#### WORK REQUIRED:
Scan the entries below. List each line with "skadet".
---------- SOURCE MATERIAL
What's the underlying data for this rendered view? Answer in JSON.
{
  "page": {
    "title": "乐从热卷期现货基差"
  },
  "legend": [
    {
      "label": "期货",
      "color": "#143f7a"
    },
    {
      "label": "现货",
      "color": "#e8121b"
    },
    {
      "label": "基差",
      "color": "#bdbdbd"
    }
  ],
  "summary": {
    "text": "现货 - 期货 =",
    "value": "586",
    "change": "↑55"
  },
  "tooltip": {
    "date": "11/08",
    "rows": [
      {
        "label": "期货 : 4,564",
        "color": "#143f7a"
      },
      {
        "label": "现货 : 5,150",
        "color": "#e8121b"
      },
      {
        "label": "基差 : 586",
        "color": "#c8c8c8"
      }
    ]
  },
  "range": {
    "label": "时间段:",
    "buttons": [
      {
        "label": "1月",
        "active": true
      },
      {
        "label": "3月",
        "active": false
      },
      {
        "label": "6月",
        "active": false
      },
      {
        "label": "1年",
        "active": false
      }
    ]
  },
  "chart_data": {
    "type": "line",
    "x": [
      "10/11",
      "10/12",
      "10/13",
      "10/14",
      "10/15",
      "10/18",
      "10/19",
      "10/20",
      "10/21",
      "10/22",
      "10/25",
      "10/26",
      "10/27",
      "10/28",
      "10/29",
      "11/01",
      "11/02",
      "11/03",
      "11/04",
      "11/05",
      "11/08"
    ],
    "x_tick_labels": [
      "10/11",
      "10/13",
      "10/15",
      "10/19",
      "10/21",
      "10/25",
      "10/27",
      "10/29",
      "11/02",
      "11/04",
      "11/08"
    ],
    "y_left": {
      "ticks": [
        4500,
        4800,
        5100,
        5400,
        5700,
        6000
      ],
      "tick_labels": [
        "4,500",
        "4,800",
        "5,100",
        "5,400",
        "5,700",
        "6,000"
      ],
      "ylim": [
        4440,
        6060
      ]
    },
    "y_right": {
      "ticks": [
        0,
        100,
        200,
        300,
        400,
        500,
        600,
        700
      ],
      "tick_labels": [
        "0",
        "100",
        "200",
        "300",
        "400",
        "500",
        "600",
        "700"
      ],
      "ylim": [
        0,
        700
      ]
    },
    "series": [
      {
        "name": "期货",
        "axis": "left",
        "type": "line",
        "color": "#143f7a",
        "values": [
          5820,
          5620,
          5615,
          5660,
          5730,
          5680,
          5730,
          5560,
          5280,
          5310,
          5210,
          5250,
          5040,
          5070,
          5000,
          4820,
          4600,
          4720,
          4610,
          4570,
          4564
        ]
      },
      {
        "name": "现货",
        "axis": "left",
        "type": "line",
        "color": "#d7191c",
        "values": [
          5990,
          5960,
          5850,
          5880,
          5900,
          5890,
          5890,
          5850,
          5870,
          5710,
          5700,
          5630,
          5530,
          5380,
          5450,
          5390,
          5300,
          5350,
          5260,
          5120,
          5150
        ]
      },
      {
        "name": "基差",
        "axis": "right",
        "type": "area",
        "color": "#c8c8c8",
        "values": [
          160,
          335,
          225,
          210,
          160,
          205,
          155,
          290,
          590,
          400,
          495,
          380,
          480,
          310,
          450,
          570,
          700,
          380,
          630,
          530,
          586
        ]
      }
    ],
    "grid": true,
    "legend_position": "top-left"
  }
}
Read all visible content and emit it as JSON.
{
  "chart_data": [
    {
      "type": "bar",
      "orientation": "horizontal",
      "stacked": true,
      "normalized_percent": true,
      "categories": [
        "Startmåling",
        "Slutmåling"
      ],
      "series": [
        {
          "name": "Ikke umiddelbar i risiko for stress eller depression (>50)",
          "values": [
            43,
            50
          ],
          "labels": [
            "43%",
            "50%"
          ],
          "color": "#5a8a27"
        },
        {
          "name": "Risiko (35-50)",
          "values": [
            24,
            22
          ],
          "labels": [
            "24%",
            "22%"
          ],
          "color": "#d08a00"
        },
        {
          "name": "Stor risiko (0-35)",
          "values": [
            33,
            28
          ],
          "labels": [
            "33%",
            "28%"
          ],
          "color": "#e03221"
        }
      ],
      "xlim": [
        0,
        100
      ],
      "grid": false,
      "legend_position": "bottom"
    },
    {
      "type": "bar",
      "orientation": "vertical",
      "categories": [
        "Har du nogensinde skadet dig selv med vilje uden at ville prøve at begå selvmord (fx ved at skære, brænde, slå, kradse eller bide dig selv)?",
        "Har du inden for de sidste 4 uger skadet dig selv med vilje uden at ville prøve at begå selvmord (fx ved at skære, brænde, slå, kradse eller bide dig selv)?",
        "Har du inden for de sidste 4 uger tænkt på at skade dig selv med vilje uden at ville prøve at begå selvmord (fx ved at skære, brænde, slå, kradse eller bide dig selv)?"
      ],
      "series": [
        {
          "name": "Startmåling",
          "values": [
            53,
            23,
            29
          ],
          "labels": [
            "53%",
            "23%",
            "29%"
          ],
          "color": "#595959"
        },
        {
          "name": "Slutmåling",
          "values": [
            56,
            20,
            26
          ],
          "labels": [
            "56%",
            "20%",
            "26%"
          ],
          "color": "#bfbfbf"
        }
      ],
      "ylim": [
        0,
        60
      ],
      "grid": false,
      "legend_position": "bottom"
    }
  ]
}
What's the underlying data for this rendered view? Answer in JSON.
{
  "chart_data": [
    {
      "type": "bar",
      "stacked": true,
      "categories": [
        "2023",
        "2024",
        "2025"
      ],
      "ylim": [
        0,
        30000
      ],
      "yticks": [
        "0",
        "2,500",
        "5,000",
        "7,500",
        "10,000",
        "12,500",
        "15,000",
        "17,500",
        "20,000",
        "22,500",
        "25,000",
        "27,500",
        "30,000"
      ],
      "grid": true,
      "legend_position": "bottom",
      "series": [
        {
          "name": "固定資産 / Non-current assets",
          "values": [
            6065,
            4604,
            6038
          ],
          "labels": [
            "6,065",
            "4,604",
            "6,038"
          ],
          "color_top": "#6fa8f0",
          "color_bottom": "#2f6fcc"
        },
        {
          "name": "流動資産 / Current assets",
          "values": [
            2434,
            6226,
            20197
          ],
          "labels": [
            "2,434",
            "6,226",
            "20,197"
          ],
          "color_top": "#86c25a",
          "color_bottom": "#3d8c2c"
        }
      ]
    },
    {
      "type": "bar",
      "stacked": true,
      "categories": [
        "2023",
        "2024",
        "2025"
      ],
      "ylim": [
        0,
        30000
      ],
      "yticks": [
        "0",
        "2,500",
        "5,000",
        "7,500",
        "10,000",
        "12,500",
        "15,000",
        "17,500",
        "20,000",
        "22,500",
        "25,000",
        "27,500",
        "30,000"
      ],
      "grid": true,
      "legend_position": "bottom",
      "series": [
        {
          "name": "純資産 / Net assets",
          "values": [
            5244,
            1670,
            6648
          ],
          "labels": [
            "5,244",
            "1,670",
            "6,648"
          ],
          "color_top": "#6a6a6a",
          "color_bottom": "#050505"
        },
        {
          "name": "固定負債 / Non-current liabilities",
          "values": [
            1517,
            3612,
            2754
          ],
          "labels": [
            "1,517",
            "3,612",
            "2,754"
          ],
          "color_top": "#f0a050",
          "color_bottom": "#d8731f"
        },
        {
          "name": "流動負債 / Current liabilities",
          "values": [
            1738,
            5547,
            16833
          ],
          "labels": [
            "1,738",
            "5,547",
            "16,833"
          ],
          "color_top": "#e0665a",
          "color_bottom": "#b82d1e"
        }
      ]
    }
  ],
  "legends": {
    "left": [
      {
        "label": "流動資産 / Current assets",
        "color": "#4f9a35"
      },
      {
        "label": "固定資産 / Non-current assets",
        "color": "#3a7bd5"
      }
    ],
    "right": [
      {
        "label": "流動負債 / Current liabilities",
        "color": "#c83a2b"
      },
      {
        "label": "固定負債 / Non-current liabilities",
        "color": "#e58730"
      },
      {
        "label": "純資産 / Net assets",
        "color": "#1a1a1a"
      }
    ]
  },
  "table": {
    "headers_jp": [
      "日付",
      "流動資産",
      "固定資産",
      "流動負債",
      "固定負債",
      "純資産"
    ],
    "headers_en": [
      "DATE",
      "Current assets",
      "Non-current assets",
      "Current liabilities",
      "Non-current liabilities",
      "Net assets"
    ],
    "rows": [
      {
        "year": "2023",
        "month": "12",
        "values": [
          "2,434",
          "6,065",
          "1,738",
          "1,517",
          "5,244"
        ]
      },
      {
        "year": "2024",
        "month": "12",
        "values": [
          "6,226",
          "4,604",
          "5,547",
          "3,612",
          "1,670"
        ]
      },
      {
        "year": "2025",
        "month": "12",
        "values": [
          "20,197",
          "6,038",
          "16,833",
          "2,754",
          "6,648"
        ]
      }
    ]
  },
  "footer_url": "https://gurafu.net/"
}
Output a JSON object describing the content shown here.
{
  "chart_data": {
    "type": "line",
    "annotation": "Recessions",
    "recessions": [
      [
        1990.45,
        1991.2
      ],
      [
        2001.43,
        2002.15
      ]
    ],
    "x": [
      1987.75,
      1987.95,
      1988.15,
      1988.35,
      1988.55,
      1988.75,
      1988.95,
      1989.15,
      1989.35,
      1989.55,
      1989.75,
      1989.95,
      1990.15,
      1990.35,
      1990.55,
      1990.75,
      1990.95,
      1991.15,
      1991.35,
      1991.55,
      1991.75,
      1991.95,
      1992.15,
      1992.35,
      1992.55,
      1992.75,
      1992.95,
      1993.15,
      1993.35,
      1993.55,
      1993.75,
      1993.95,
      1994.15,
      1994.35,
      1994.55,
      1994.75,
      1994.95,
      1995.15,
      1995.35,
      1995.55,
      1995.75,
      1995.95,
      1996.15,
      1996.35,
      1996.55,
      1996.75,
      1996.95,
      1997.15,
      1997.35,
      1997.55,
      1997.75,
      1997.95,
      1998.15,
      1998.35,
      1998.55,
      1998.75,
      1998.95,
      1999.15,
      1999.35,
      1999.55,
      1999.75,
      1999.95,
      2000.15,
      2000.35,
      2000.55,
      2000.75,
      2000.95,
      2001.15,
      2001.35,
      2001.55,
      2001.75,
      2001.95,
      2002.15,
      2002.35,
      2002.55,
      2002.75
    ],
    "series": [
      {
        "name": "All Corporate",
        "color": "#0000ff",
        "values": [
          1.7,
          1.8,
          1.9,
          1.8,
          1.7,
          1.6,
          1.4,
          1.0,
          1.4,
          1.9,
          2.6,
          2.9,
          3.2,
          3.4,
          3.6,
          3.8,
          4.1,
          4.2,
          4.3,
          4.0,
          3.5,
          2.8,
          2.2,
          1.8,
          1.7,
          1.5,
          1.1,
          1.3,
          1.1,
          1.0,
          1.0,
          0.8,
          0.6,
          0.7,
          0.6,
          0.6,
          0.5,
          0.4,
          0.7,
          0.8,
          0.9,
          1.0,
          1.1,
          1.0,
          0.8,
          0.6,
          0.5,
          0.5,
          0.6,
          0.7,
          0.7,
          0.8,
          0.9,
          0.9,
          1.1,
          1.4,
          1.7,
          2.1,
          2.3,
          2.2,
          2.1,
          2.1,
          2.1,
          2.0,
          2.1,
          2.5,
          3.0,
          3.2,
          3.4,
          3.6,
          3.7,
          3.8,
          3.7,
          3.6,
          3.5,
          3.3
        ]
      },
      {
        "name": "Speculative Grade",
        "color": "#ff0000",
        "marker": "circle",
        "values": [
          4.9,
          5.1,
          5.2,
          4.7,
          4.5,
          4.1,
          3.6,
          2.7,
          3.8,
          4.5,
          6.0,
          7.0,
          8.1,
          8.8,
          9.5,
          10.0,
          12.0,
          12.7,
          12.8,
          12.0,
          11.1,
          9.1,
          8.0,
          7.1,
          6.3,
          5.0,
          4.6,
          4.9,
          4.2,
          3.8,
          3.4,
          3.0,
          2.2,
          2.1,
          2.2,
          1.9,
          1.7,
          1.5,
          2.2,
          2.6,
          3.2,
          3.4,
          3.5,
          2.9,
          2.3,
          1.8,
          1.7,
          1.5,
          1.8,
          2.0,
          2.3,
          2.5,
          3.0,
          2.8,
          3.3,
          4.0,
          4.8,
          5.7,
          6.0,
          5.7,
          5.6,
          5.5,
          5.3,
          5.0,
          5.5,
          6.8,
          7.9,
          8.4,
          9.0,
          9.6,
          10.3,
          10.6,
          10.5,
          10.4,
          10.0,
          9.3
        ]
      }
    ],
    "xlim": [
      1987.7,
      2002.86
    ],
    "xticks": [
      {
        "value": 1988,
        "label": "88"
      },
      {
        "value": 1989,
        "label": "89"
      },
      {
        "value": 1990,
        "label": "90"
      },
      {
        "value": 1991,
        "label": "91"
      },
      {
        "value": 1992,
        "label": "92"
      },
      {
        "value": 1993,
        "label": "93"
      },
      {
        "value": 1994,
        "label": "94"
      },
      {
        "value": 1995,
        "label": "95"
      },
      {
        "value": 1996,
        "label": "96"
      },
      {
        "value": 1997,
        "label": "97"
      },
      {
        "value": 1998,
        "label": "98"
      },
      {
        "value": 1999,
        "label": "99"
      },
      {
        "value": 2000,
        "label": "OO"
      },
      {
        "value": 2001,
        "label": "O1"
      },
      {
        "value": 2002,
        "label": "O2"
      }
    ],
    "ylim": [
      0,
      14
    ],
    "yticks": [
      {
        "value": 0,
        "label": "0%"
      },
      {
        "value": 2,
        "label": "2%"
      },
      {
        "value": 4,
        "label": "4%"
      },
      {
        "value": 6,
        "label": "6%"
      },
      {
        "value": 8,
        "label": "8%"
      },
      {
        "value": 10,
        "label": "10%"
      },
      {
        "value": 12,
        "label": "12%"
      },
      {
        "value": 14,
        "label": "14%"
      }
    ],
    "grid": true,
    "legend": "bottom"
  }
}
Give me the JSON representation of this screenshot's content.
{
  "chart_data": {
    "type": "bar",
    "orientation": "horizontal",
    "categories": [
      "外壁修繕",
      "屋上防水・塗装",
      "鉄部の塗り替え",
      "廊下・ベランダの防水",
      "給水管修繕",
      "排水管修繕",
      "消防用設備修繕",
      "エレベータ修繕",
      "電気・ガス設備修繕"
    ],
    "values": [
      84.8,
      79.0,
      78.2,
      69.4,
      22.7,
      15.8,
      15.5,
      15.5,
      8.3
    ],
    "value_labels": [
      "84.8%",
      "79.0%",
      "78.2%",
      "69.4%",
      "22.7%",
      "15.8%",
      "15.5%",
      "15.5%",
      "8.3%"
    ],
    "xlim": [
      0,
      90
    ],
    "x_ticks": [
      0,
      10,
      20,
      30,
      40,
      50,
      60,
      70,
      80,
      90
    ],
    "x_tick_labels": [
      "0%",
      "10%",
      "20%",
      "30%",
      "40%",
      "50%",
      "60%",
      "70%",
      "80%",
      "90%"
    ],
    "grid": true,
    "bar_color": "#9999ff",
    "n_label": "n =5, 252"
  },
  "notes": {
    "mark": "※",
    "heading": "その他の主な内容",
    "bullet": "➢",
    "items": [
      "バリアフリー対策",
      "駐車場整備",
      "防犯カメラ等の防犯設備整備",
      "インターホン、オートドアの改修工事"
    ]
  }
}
--------------------
#### RESULT OF THIS EXERCISE:
        "Har du nogensinde skadet dig selv med vilje uden at ville prøve at begå selvmord (fx ved at skære, brænde, slå, kradse eller bide dig selv)?",
        "Har du inden for de sidste 4 uger skadet dig selv med vilje uden at ville prøve at begå selvmord (fx ved at skære, brænde, slå, kradse eller bide dig selv)?",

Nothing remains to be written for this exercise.